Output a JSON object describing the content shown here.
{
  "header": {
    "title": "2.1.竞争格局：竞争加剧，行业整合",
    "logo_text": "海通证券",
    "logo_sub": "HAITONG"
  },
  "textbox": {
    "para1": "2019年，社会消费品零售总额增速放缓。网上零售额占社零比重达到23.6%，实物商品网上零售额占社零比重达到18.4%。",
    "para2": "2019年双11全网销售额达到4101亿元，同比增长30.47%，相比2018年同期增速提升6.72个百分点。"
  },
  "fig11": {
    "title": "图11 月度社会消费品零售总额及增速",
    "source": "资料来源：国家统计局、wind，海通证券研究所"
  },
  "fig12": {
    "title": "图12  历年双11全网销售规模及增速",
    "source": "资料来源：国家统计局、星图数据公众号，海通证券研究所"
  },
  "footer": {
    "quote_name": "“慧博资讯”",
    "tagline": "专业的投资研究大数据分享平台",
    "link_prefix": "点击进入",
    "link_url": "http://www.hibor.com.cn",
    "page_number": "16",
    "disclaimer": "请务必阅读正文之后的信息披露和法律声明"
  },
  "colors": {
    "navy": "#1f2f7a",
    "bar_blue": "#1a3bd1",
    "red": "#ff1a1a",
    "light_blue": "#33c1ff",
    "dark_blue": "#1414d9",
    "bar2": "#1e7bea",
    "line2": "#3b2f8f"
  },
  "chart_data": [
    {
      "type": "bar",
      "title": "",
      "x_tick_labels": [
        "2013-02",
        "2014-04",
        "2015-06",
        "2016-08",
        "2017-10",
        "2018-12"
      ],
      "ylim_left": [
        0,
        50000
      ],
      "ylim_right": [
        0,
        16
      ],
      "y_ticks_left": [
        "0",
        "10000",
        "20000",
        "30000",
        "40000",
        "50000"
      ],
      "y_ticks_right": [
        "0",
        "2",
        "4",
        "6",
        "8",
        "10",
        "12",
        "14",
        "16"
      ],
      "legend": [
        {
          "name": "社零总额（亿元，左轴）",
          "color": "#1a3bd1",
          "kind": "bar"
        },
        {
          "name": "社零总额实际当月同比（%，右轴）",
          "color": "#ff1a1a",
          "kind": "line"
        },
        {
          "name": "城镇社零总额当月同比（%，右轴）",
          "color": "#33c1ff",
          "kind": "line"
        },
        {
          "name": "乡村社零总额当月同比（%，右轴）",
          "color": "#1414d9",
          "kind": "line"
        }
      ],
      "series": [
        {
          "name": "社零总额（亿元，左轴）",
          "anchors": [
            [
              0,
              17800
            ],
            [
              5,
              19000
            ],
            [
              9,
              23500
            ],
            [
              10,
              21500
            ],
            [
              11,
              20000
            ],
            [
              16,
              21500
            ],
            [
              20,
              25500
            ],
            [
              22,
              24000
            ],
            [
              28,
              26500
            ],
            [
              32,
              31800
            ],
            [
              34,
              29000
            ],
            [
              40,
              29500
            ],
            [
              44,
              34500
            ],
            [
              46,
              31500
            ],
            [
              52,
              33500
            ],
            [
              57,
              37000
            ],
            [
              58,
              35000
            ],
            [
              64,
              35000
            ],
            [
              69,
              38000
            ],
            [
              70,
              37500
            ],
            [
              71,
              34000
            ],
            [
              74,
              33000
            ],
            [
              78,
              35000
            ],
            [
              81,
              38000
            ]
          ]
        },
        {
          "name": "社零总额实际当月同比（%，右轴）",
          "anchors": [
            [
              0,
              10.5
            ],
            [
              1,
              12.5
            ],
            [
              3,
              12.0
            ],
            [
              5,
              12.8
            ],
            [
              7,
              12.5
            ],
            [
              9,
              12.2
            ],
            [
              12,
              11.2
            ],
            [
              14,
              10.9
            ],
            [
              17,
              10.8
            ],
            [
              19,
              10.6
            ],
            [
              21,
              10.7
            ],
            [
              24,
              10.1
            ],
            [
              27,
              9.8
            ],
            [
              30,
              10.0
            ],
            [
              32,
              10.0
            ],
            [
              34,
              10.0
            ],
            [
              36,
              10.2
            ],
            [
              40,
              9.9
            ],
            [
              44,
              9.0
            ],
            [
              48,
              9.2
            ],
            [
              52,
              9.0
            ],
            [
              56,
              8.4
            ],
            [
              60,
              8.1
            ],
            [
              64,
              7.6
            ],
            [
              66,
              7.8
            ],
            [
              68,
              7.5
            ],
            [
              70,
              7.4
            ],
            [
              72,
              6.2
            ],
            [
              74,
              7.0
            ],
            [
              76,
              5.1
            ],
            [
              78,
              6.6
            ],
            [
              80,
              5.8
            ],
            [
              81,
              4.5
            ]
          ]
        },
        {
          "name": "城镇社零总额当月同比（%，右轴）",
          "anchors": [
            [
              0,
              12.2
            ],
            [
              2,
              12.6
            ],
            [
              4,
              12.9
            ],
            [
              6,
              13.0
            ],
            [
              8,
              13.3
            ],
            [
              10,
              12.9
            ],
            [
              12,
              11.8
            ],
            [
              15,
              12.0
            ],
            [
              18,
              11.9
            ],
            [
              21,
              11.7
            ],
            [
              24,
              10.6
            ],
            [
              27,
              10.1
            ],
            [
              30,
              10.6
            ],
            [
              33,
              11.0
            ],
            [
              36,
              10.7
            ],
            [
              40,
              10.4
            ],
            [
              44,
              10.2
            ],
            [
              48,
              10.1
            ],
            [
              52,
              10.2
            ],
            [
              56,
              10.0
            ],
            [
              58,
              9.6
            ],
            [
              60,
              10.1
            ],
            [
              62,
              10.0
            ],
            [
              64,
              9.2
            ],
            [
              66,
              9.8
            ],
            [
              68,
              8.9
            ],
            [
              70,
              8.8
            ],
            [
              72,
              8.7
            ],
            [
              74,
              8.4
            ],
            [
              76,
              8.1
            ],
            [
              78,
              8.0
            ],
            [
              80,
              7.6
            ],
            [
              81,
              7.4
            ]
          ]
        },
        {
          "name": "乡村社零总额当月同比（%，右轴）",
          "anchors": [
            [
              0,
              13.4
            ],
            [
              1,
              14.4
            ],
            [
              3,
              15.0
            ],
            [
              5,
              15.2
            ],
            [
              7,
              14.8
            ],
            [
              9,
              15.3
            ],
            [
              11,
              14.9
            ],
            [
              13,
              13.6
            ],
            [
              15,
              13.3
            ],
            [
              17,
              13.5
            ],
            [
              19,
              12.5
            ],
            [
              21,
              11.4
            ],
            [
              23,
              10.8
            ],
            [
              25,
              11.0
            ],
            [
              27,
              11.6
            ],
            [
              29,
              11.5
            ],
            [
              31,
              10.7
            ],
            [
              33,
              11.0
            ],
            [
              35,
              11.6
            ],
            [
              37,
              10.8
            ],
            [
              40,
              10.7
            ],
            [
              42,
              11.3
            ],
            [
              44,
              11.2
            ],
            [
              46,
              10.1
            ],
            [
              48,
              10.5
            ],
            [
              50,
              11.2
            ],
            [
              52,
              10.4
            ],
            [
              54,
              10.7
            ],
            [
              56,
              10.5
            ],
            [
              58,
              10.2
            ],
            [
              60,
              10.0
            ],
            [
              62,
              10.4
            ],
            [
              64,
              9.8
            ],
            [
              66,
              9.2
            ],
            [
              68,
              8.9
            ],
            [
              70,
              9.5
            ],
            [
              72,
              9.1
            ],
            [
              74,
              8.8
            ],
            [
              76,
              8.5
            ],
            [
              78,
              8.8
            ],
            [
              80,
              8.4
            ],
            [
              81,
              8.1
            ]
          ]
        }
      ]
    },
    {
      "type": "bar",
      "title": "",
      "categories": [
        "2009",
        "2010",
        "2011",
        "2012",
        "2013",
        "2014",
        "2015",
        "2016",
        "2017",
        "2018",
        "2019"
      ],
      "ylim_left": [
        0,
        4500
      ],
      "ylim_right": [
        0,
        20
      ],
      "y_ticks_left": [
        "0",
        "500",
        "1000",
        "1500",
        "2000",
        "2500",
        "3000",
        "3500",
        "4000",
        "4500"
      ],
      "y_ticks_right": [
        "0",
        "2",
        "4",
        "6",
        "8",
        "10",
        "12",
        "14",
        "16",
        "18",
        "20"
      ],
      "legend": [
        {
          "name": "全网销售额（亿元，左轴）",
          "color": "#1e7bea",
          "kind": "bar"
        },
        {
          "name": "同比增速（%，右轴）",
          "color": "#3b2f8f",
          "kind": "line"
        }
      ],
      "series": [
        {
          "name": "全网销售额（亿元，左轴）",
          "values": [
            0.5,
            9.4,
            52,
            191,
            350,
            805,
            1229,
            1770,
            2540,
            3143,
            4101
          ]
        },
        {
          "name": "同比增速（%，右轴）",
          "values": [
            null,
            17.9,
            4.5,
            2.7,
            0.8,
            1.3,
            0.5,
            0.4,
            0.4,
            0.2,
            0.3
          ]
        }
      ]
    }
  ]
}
★ ★ ★
> _Set problem_: Collect every line from the records above that contains the word "资料来源".

> _Finished exercise_:
    "source": "资料来源：国家统计局、wind，海通证券研究所"
    "source": "资料来源：国家统计局、星图数据公众号，海通证券研究所"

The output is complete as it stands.